* begin Data supplied *

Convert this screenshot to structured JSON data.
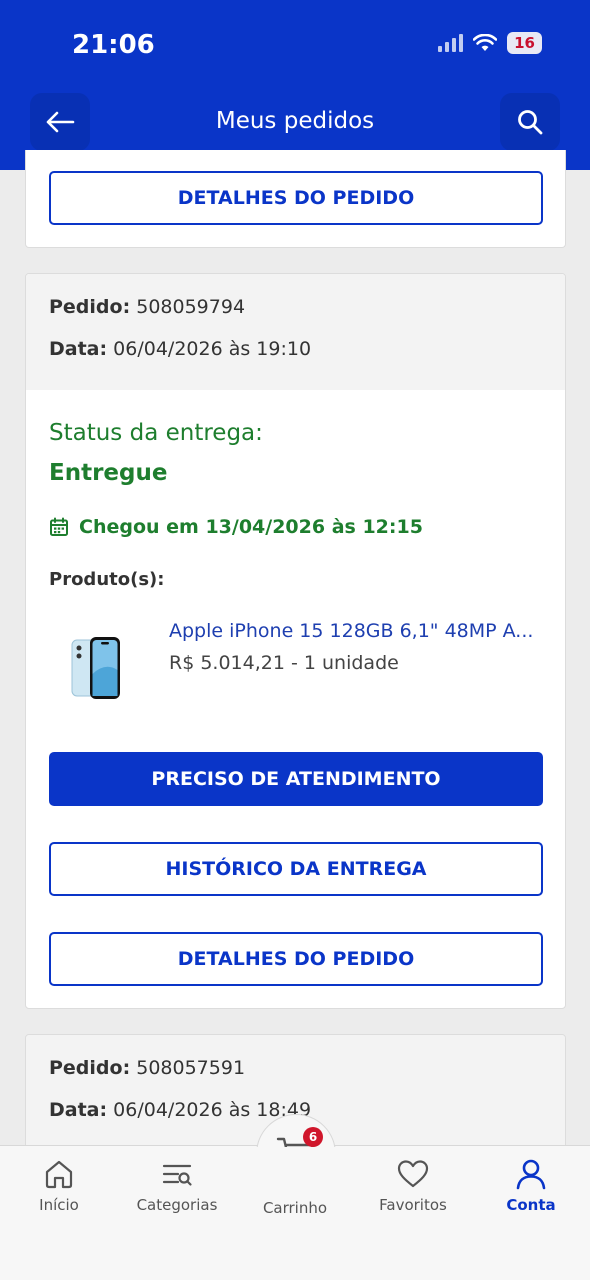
{
  "status_bar": {
    "time": "21:06",
    "battery": "16"
  },
  "header": {
    "title": "Meus pedidos"
  },
  "orders": [
    {
      "details_label": "DETALHES DO PEDIDO"
    },
    {
      "order_label": "Pedido:",
      "order_number": "508059794",
      "date_label": "Data:",
      "date": "06/04/2026 às 19:10",
      "status_label": "Status da entrega:",
      "status": "Entregue",
      "arrived": "Chegou em 13/04/2026 às 12:15",
      "products_label": "Produto(s):",
      "product": {
        "name": "Apple iPhone 15 128GB 6,1\" 48MP A...",
        "price": "R$ 5.014,21 - 1 unidade"
      },
      "support_label": "PRECISO DE ATENDIMENTO",
      "history_label": "HISTÓRICO DA ENTREGA",
      "details_label": "DETALHES DO PEDIDO"
    },
    {
      "order_label": "Pedido:",
      "order_number": "508057591",
      "date_label": "Data:",
      "date": "06/04/2026 às 18:49"
    }
  ],
  "bottom_nav": {
    "items": [
      {
        "label": "Início",
        "icon": "home-icon"
      },
      {
        "label": "Categorias",
        "icon": "categories-icon"
      },
      {
        "label": "Carrinho",
        "icon": "cart-icon",
        "badge": "6"
      },
      {
        "label": "Favoritos",
        "icon": "heart-icon"
      },
      {
        "label": "Conta",
        "icon": "user-icon",
        "active": true
      }
    ]
  },
  "colors": {
    "brand": "#0a35c8",
    "success": "#1e7e2e",
    "badge": "#d0162b"
  }
}
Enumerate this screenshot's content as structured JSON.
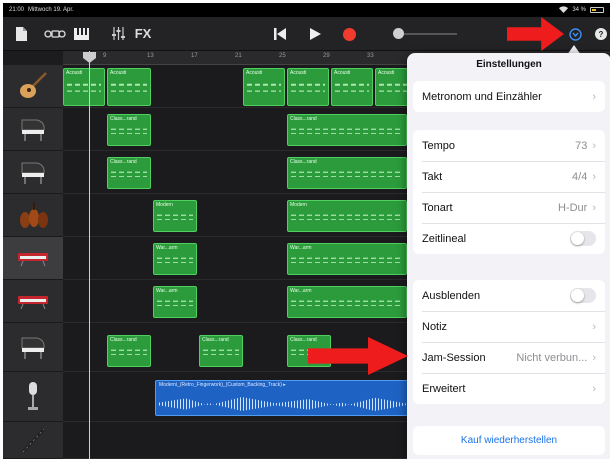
{
  "status_bar": {
    "time": "21:00",
    "date": "Mittwoch 19. Apr.",
    "battery": "34 %"
  },
  "toolbar": {
    "fx_label": "FX"
  },
  "ruler": {
    "marks": [
      "9",
      "13",
      "17",
      "21",
      "25",
      "29",
      "33"
    ]
  },
  "tracks": [
    {
      "icon": "acoustic-guitar-icon",
      "regions": [
        "Acousti",
        "Acousti",
        "Acousti",
        "Acousti",
        "Acousti",
        "Acousti"
      ]
    },
    {
      "icon": "grand-piano-icon",
      "regions": [
        "Class...rand",
        "Class...rand"
      ]
    },
    {
      "icon": "grand-piano-icon",
      "regions": [
        "Class...rand",
        "Class...rand"
      ]
    },
    {
      "icon": "strings-icon",
      "regions": [
        "Modern",
        "Modern"
      ]
    },
    {
      "icon": "synth-keyboard-icon",
      "regions": [
        "War...arm",
        "War...arm"
      ]
    },
    {
      "icon": "synth-keyboard-icon",
      "regions": [
        "War...arm",
        "War...arm"
      ]
    },
    {
      "icon": "grand-piano-icon",
      "regions": [
        "Class...rand",
        "Class...rand",
        "Class...rand"
      ]
    },
    {
      "icon": "microphone-icon",
      "regions": [
        "Moderni_(Retro_Fingerwork)_(Custom_Backing_Track) ▸"
      ]
    },
    {
      "icon": "clarinet-icon",
      "regions": []
    }
  ],
  "settings": {
    "title": "Einstellungen",
    "metronome": "Metronom und Einzähler",
    "tempo_label": "Tempo",
    "tempo_value": "73",
    "takt_label": "Takt",
    "takt_value": "4/4",
    "tonart_label": "Tonart",
    "tonart_value": "H-Dur",
    "zeitlineal_label": "Zeitlineal",
    "zeitlineal_on": false,
    "ausblenden_label": "Ausblenden",
    "ausblenden_on": false,
    "notiz_label": "Notiz",
    "jam_label": "Jam-Session",
    "jam_value": "Nicht verbun...",
    "erweitert_label": "Erweitert",
    "restore_label": "Kauf wiederherstellen"
  },
  "colors": {
    "accent": "#1a73e8",
    "midi_region": "#2c9b3b",
    "audio_region": "#1e63c4",
    "record": "#f23b2f",
    "annotation_arrow": "#ee1c1c"
  }
}
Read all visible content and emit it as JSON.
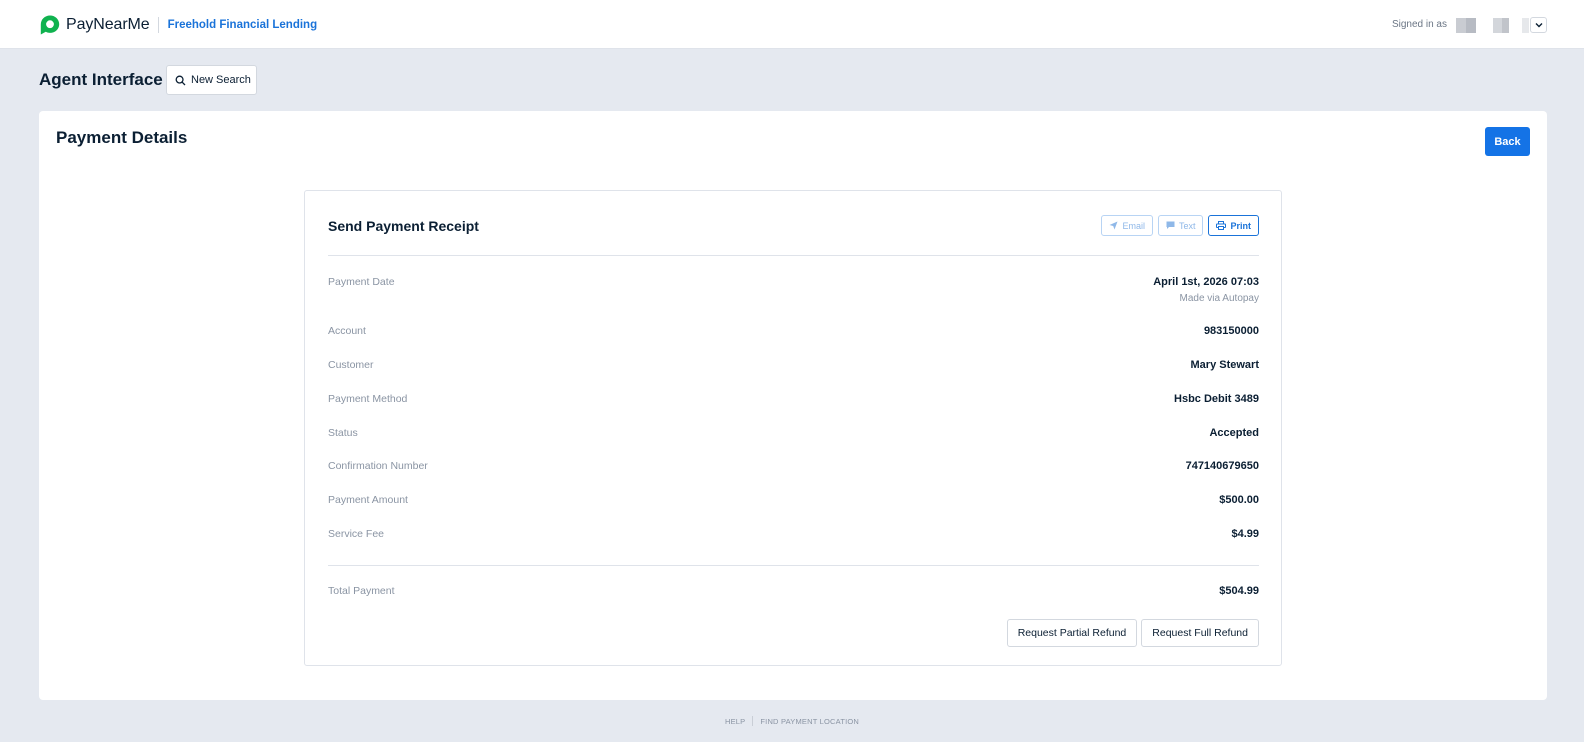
{
  "header": {
    "brand": "PayNearMe",
    "merchant": "Freehold Financial Lending",
    "signed_in_label": "Signed in as",
    "brand_color": "#10b24f",
    "accent_color": "#1473e6"
  },
  "agent": {
    "title": "Agent Interface",
    "new_search_label": "New Search"
  },
  "panel": {
    "title": "Payment Details",
    "back_label": "Back"
  },
  "receipt": {
    "title": "Send Payment Receipt",
    "email_label": "Email",
    "text_label": "Text",
    "print_label": "Print"
  },
  "details": [
    {
      "label": "Payment Date",
      "value": "April 1st, 2026 07:03",
      "sub": "Made via Autopay"
    },
    {
      "label": "Account",
      "value": "983150000"
    },
    {
      "label": "Customer",
      "value": "Mary Stewart"
    },
    {
      "label": "Payment Method",
      "value": "Hsbc Debit 3489"
    },
    {
      "label": "Status",
      "value": "Accepted"
    },
    {
      "label": "Confirmation Number",
      "value": "747140679650"
    },
    {
      "label": "Payment Amount",
      "value": "$500.00"
    },
    {
      "label": "Service Fee",
      "value": "$4.99"
    }
  ],
  "total": {
    "label": "Total Payment",
    "value": "$504.99"
  },
  "actions": {
    "partial_refund": "Request Partial Refund",
    "full_refund": "Request Full Refund"
  },
  "footer": {
    "help": "HELP",
    "find_location": "FIND PAYMENT LOCATION"
  }
}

* end Data supplied *

## Exercise directions
Count how many lines above include the word "JSON" and answer with that figure only.

## In response
3